• DOCUMENT TEXT:
—————
# Glen Vilppu's DvDs



## Toshabi (Dec 10, 2013)

Ahoy!


So I got to go to CTN this year. At there, I ran into someone who I always seem to see every year, Glen Vilppu. Everyone there has such high regard and praise for this man, and rightfully too! I sat with the man for a good hour or two and he happily gave me a ton of great advice, demonstrations and instructions on how to go about studying the human body. I was expected to take classes with him in the New Year, however, travel arrangements going back and forth from San Diego to LA is going to put a heavy toll on my car. I was going to simply take the train, but well, I'd be looking to spend a total of about 300 buckaroos total. So the option to buy the DvD's came to light, however, I'm not so positive about picking these up just yet. Why I say that is because the audio quality on some of his class lectures online aren't really up to par with the amount of knowledge this man has to do his lecture's justice. 


So my question to FAF is, are Vilppu's DvD series worth investing money into? Is the audio quality as bad as the youtube uploads? Am I just better off saving my money to try to do classes in person later on next year?


----------



## Arshes Nei (Dec 10, 2013)

I remember watching a few of his lectures and birds were chirping and other activity going on that was somewhat distracting.


----------



## Toshabi (Dec 10, 2013)

Bleh! I had a feeling that that would be the case. :l


Been hoping around a few art sites and everyone has been noting how annoying the background noises are. They say they're annoying but the lessons are valuable. I can't really find anything too in detail about the overall content of the materials presented in the DvDs. Most of the responses I've found so far have been "They're good" or "Too much background noise". Do you honestly think $30 is an appropriate amount for someone to shell out for these?


----------



## Toshabi (Dec 11, 2013)

I'd be down for that, but classes are a 300 mile round trip for me per session. I'm looking for alternatives till a better situation comes up for me to attend classes.
—————
• EXCERPTED RECORDS:
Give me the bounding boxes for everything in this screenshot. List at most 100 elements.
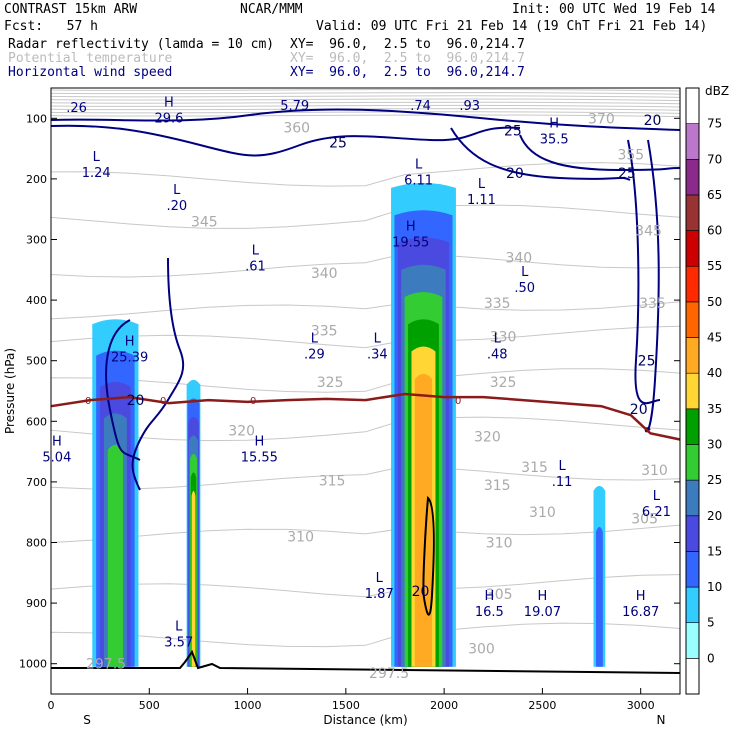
—————
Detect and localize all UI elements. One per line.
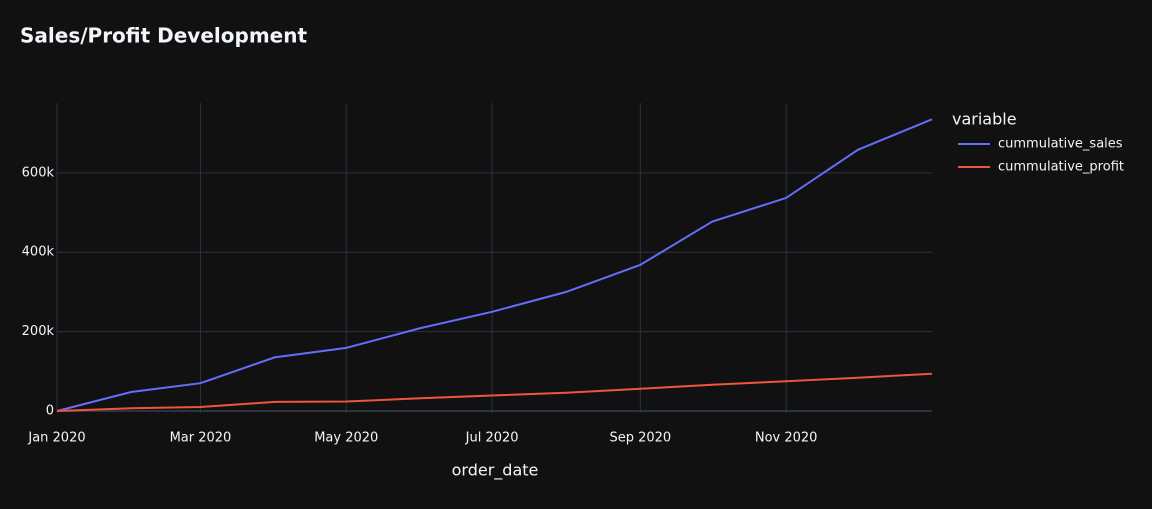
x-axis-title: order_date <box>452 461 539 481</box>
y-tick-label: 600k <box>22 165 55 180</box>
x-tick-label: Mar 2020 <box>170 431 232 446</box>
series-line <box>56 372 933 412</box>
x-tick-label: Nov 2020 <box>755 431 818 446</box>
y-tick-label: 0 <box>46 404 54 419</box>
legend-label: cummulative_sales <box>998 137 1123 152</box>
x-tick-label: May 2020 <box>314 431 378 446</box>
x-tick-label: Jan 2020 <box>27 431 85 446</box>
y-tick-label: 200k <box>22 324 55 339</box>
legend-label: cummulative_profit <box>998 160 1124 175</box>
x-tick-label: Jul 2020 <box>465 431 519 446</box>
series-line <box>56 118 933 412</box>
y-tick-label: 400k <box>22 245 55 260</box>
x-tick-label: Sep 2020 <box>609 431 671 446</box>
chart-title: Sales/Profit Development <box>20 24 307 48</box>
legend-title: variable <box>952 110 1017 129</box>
—————
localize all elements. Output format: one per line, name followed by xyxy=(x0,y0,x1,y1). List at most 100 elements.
—————
• REQUIRED TASK 1: Translate this sentence from the thread about Glen Vilppu's DVDs into Spanish: "They say they're annoying but the lessons are valuable."
• REQUIRED TASK 2: From the thread about Glen Vilppu's DVDs, output the passage that begins with the words containing "So my question" and ends with "on next year?".
The data has no connection to the thread about Glen Vilppu's DVDs.

• TASK OUTPUT 1: Dicen que son molestos, pero las lecciones son valiosas.

• TASK OUTPUT 2:
So my question to FAF is, are Vilppu's DvD series worth investing money into? Is the audio quality as bad as the youtube uploads? Am I just better off saving my money to try to do classes in person later on next year?